### Direction
Extract each line containing the string "text".

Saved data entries
::::

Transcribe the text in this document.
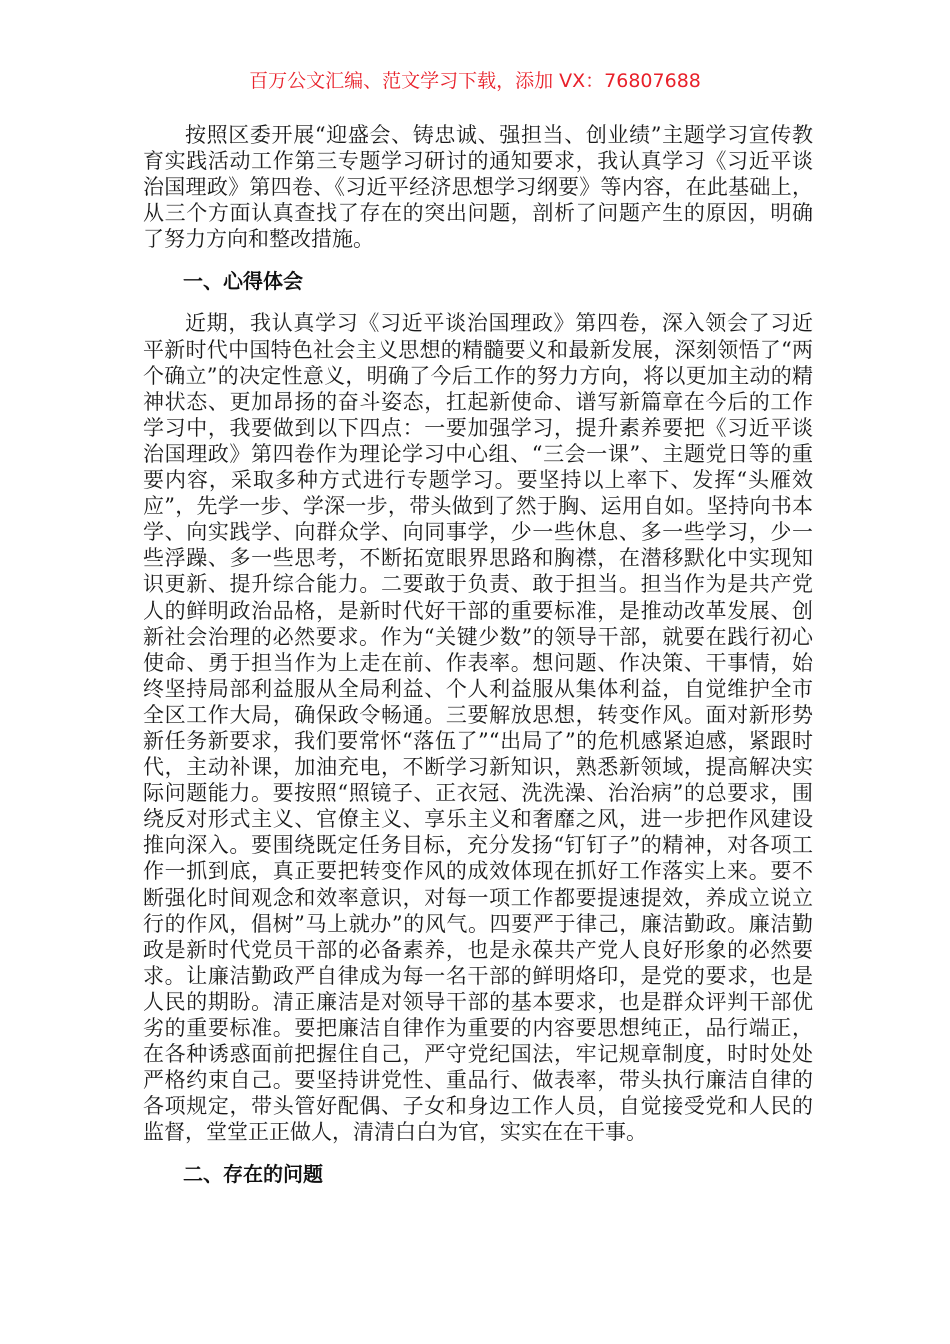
百万公文汇编、范文学习下载，添加 VX：76807688

按照区委开展“迎盛会、铸忠诚、强担当、创业绩”主题学习宣传教育实践活动工作第三专题学习研讨的通知要求，我认真学习《习近平谈治国理政》第四卷、《习近平经济思想学习纲要》等内容，在此基础上，从三个方面认真查找了存在的突出问题，剖析了问题产生的原因，明确了努力方向和整改措施。

一、心得体会

近期，我认真学习《习近平谈治国理政》第四卷，深入领会了习近平新时代中国特色社会主义思想的精髓要义和最新发展，深刻领悟了“两个确立”的决定性意义，明确了今后工作的努力方向，将以更加主动的精神状态、更加昂扬的奋斗姿态，扛起新使命、谱写新篇章在今后的工作学习中，我要做到以下四点：一要加强学习，提升素养要把《习近平谈治国理政》第四卷作为理论学习中心组、“三会一课”、主题党日等的重要内容，采取多种方式进行专题学习。要坚持以上率下、发挥“头雁效应”，先学一步、学深一步，带头做到了然于胸、运用自如。坚持向书本学、向实践学、向群众学、向同事学，少一些休息、多一些学习，少一些浮躁、多一些思考，不断拓宽眼界思路和胸襟，在潜移默化中实现知识更新、提升综合能力。二要敢于负责、敢于担当。担当作为是共产党人的鲜明政治品格，是新时代好干部的重要标准，是推动改革发展、创新社会治理的必然要求。作为“关键少数”的领导干部，就要在践行初心使命、勇于担当作为上走在前、作表率。想问题、作决策、干事情，始终坚持局部利益服从全局利益、个人利益服从集体利益，自觉维护全市全区工作大局，确保政令畅通。三要解放思想，转变作风。面对新形势新任务新要求，我们要常怀“落伍了”“出局了”的危机感紧迫感，紧跟时代，主动补课，加油充电，不断学习新知识，熟悉新领域，提高解决实际问题能力。要按照“照镜子、正衣冠、洗洗澡、治治病”的总要求，围绕反对形式主义、官僚主义、享乐主义和奢靡之风，进一步把作风建设推向深入。要围绕既定任务目标，充分发扬“钉钉子”的精神，对各项工作一抓到底，真正要把转变作风的成效体现在抓好工作落实上来。要不断强化时间观念和效率意识，对每一项工作都要提速提效，养成立说立行的作风，倡树”马上就办”的风气。四要严于律己，廉洁勤政。廉洁勤政是新时代党员干部的必备素养，也是永葆共产党人良好形象的必然要求。让廉洁勤政严自律成为每一名干部的鲜明烙印，是党的要求，也是人民的期盼。清正廉洁是对领导干部的基本要求，也是群众评判干部优劣的重要标准。要把廉洁自律作为重要的内容要思想纯正，品行端正，在各种诱惑面前把握住自己，严守党纪国法，牢记规章制度，时时处处严格约束自己。要坚持讲党性、重品行、做表率，带头执行廉洁自律的各项规定，带头管好配偶、子女和身边工作人员，自觉接受党和人民的监督，堂堂正正做人，清清白白为官，实实在在干事。

二、存在的问题
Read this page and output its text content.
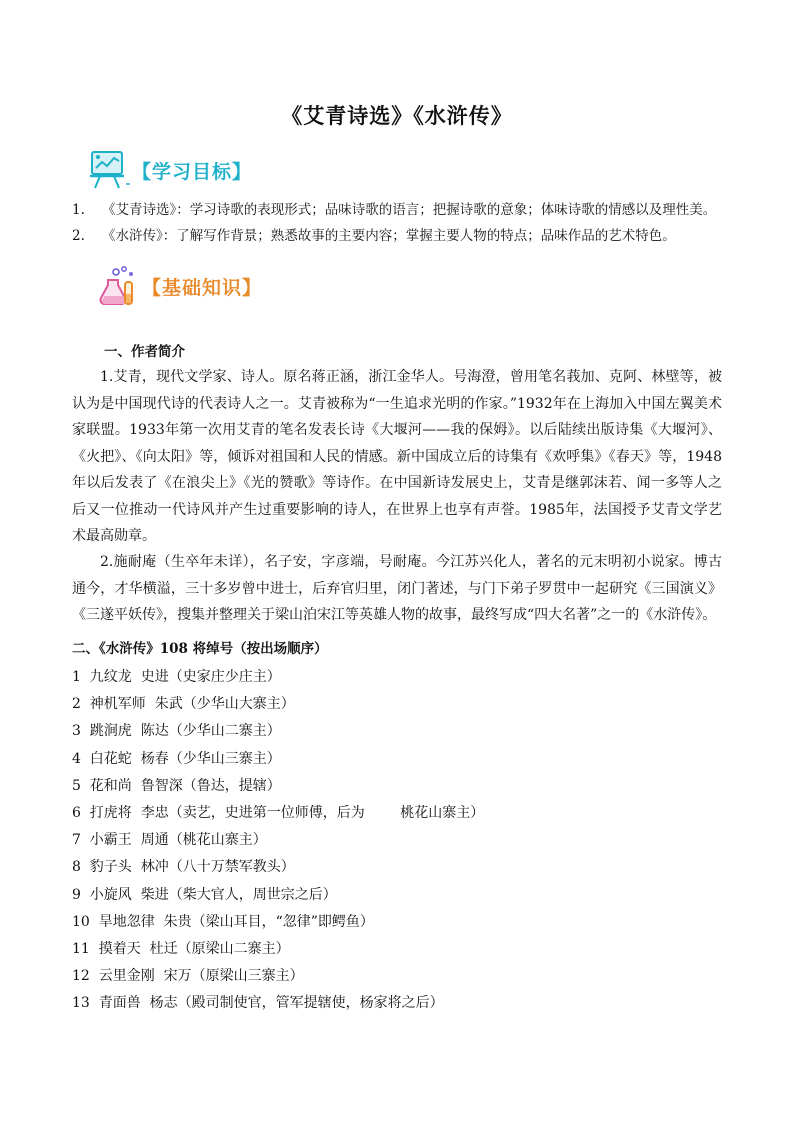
《艾青诗选》《水浒传》
【学习目标】
1.	《艾青诗选》：学习诗歌的表现形式；品味诗歌的语言；把握诗歌的意象；体味诗歌的情感以及理性美。
2.	《水浒传》：了解写作背景；熟悉故事的主要内容；掌握主要人物的特点；品味作品的艺术特色。
【基础知识】
一、作者简介

1.艾青，现代文学家、诗人。原名蒋正涵，浙江金华人。号海澄，曾用笔名莪加、克阿、林壁等，被认为是中国现代诗的代表诗人之一。艾青被称为“一生追求光明的作家。”1932年在上海加入中国左翼美术家联盟。1933年第一次用艾青的笔名发表长诗《大堰河——我的保姆》。以后陆续出版诗集《大堰河》、《火把》、《向太阳》等，倾诉对祖国和人民的情感。新中国成立后的诗集有《欢呼集》《春天》等，1948年以后发表了《在浪尖上》《光的赞歌》等诗作。在中国新诗发展史上，艾青是继郭沫若、闻一多等人之后又一位推动一代诗风并产生过重要影响的诗人，在世界上也享有声誉。1985年，法国授予艾青文学艺术最高勋章。

2.施耐庵（生卒年未详），名子安，字彦端，号耐庵。今江苏兴化人，著名的元末明初小说家。博古通今，才华横溢，三十多岁曾中进士，后弃官归里，闭门著述，与门下弟子罗贯中一起研究《三国演义》《三遂平妖传》，搜集并整理关于梁山泊宋江等英雄人物的故事，最终写成“四大名著”之一的《水浒传》。

二、《水浒传》108 将绰号（按出场顺序）
1  九纹龙  史进（史家庄少庄主）
2  神机军师  朱武（少华山大寨主）
3  跳涧虎  陈达（少华山二寨主）
4  白花蛇  杨春（少华山三寨主）
5  花和尚  鲁智深（鲁达，提辖）
6  打虎将  李忠（卖艺，史进第一位师傅，后为        桃花山寨主）
7  小霸王  周通（桃花山寨主）
8  豹子头  林冲（八十万禁军教头）
9  小旋风  柴进（柴大官人，周世宗之后）
10  旱地忽律  朱贵（梁山耳目，“忽律”即鳄鱼）
11  摸着天  杜迁（原梁山二寨主）
12  云里金刚  宋万（原梁山三寨主）
13  青面兽  杨志（殿司制使官，管军提辖使，杨家将之后）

::::

### Complete output
Transcribe the text in this document.
Read this page and output its text content.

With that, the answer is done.